*Written exercise*: Copy out all lines in the data below containing the string "bathroom".

(Collected data)
>> Start

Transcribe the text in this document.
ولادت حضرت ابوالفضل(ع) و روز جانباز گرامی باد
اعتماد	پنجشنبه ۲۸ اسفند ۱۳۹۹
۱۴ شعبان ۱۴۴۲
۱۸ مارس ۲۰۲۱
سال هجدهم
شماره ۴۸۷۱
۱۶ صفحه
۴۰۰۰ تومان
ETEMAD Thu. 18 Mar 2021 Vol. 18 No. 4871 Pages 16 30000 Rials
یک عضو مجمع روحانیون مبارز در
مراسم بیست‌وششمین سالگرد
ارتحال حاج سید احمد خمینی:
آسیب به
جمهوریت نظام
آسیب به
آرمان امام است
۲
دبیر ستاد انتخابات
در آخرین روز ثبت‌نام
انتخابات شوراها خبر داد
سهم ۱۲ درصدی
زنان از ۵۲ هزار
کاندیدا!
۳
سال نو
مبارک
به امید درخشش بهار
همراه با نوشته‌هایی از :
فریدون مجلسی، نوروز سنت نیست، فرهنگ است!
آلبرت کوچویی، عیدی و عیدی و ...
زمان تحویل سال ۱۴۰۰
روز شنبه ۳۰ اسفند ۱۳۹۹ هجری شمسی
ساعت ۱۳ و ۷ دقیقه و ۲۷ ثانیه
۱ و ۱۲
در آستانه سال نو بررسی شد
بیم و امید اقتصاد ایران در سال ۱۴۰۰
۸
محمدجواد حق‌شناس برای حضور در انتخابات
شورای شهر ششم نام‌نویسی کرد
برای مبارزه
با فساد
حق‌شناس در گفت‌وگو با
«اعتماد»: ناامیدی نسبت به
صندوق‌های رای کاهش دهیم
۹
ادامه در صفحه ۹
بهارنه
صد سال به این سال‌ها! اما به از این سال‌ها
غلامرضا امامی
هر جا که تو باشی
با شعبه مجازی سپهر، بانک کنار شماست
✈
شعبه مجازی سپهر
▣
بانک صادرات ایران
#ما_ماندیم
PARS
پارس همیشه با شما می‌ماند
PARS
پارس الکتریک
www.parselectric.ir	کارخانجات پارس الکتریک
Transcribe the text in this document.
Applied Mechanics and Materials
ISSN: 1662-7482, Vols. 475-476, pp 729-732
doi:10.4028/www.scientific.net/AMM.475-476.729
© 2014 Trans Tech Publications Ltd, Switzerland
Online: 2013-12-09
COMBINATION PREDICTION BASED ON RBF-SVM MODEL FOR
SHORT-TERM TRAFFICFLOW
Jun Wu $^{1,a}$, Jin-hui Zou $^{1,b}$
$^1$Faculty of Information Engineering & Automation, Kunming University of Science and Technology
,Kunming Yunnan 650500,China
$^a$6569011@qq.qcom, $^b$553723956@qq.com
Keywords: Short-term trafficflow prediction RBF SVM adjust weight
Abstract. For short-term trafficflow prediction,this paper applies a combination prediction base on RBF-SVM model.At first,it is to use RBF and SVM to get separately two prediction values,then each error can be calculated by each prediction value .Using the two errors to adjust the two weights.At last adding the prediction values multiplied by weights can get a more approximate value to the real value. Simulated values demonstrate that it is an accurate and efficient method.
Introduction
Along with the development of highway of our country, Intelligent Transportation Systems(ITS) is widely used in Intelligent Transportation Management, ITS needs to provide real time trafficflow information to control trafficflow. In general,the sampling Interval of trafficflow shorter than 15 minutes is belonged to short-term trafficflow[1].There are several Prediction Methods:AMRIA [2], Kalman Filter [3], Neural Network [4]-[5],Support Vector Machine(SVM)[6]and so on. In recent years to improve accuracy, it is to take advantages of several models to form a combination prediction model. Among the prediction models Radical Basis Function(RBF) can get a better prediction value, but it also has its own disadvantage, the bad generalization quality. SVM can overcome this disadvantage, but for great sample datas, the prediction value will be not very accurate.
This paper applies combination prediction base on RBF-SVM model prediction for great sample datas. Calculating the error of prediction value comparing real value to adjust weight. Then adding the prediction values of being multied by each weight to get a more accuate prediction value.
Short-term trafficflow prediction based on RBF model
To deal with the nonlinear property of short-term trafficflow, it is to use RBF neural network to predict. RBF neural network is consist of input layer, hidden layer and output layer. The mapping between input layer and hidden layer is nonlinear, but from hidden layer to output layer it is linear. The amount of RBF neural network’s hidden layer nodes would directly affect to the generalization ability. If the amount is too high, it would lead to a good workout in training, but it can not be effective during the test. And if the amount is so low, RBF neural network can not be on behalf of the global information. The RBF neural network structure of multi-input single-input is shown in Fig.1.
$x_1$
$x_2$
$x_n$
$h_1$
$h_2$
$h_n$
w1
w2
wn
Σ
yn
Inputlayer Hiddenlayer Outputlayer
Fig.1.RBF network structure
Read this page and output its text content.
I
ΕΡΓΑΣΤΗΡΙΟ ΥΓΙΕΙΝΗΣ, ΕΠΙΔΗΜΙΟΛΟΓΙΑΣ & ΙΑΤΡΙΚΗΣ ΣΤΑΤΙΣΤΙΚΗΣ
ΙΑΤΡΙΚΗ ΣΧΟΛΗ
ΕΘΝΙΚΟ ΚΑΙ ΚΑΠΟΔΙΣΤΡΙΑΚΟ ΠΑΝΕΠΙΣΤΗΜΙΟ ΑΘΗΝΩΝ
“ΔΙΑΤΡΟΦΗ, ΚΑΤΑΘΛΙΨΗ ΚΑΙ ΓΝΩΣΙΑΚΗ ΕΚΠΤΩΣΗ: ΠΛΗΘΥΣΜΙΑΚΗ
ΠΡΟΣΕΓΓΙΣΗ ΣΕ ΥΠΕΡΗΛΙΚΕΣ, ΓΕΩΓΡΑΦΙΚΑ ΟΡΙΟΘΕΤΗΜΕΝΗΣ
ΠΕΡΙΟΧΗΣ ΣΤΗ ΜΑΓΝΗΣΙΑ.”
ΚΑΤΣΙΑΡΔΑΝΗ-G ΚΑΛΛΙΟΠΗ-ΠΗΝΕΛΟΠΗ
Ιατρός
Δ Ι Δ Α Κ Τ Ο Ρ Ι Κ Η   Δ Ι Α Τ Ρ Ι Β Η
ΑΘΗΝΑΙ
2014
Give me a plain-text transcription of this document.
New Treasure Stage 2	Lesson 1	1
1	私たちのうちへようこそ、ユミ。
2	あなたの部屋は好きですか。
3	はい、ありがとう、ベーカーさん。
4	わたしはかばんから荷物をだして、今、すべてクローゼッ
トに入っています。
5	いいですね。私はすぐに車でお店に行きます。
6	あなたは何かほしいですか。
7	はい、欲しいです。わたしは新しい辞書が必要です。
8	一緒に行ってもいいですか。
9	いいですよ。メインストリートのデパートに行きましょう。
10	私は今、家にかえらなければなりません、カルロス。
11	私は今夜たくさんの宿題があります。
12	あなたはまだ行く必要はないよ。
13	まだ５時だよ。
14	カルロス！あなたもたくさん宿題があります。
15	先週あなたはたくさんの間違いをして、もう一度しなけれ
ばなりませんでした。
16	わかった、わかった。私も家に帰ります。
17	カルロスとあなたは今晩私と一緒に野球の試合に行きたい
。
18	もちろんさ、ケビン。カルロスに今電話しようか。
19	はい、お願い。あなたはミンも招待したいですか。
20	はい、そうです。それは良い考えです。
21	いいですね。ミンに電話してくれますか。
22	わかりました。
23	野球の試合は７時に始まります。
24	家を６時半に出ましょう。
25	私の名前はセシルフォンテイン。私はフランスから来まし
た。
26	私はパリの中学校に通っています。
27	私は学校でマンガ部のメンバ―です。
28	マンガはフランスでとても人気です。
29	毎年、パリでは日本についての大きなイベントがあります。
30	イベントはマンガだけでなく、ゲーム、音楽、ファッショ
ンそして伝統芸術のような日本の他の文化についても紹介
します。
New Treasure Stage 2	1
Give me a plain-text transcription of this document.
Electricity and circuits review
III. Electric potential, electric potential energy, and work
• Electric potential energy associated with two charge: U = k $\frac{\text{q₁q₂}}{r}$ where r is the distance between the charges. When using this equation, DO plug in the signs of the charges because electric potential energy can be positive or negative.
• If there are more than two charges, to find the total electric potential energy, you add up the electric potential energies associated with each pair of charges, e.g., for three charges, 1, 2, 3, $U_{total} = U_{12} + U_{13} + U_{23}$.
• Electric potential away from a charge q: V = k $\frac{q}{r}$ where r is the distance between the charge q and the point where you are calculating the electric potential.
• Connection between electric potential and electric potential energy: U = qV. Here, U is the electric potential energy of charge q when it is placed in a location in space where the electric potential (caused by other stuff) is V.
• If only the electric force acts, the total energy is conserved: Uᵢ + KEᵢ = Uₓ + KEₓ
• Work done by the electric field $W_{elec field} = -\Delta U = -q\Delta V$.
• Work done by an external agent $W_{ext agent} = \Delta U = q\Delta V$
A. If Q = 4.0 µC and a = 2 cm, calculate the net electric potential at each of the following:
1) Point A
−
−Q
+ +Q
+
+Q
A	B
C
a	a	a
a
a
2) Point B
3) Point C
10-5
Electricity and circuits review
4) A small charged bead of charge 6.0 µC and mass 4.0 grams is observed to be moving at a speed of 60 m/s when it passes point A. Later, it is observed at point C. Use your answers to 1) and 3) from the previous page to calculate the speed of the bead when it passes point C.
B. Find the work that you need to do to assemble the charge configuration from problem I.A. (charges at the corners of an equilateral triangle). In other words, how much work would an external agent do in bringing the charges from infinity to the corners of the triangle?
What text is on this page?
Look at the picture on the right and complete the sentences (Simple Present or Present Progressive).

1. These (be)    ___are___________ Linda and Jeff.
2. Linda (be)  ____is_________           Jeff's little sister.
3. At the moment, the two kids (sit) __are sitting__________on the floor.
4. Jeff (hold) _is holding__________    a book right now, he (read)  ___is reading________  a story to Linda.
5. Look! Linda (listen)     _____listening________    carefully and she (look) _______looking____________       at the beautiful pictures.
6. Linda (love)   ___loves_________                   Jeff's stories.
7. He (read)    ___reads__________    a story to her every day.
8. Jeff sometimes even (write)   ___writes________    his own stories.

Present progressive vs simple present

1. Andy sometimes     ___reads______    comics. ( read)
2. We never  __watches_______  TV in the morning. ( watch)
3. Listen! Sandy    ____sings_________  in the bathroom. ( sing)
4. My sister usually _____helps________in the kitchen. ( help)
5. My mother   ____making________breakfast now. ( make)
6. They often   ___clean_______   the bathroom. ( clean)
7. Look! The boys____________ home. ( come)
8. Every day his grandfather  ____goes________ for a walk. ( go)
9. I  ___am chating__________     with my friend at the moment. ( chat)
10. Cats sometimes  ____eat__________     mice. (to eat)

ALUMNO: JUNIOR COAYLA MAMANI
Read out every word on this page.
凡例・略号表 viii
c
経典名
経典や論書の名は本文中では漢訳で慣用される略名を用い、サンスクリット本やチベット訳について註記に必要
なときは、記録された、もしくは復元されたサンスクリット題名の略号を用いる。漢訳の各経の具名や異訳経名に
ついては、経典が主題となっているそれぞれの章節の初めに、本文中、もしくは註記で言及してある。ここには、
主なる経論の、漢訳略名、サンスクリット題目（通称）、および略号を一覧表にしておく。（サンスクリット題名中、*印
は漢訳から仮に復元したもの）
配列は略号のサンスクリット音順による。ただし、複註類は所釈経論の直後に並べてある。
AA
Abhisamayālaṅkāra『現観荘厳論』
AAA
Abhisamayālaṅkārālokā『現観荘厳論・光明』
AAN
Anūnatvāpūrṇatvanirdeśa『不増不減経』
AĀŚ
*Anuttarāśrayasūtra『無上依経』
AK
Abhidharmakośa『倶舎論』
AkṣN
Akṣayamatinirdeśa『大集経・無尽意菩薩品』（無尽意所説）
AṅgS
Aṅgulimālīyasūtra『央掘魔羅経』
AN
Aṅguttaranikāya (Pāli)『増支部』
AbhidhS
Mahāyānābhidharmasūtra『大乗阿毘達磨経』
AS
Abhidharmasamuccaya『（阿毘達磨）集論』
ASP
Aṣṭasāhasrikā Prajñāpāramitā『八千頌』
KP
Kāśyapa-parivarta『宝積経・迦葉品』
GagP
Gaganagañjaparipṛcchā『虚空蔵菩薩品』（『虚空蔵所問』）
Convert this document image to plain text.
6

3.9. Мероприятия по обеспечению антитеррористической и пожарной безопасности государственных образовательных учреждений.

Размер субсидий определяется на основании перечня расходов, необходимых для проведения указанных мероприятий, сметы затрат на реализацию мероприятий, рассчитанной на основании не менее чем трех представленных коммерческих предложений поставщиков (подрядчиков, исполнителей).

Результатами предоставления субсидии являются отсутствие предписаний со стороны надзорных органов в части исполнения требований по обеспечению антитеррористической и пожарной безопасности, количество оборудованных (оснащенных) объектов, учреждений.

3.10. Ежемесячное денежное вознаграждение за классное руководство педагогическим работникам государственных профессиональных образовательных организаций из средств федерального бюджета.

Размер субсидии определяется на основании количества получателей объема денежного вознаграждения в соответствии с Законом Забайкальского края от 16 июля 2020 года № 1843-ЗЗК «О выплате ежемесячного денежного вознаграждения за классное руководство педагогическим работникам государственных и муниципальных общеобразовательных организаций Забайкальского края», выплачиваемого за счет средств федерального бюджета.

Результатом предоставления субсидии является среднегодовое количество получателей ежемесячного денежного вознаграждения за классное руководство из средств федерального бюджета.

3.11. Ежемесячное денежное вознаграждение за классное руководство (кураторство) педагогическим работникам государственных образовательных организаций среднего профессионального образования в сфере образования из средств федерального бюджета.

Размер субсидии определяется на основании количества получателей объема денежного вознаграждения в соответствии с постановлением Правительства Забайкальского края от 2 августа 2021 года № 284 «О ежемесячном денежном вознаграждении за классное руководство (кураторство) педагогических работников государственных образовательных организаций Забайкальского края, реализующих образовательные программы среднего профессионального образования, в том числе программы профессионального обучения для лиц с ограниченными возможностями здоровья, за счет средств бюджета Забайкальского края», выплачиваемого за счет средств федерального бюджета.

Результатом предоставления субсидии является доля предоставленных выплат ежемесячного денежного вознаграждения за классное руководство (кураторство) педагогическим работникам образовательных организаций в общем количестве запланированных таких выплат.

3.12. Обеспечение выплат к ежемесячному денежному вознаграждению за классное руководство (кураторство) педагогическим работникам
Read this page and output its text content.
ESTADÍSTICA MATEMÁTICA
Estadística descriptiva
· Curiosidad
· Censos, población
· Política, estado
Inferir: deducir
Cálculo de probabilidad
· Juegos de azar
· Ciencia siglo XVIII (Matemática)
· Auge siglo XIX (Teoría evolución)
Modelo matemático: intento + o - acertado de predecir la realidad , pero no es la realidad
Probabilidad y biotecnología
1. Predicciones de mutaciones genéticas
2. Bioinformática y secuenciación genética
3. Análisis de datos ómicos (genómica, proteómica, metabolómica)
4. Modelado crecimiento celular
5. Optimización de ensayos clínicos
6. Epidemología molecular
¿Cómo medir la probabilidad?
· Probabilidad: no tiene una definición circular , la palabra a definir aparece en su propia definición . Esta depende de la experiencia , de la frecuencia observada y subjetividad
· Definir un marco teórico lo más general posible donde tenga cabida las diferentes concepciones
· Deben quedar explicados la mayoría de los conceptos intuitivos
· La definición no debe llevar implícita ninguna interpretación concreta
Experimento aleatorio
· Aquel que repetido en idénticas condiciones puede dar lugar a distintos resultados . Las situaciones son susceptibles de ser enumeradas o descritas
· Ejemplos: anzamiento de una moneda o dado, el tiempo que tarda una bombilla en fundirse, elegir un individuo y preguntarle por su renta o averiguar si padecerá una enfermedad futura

>> End

*Output for this exercise*:
3. Listen! Sandy    ____sings_________  in the bathroom. ( sing)
6. They often   ___clean_______   the bathroom. ( clean)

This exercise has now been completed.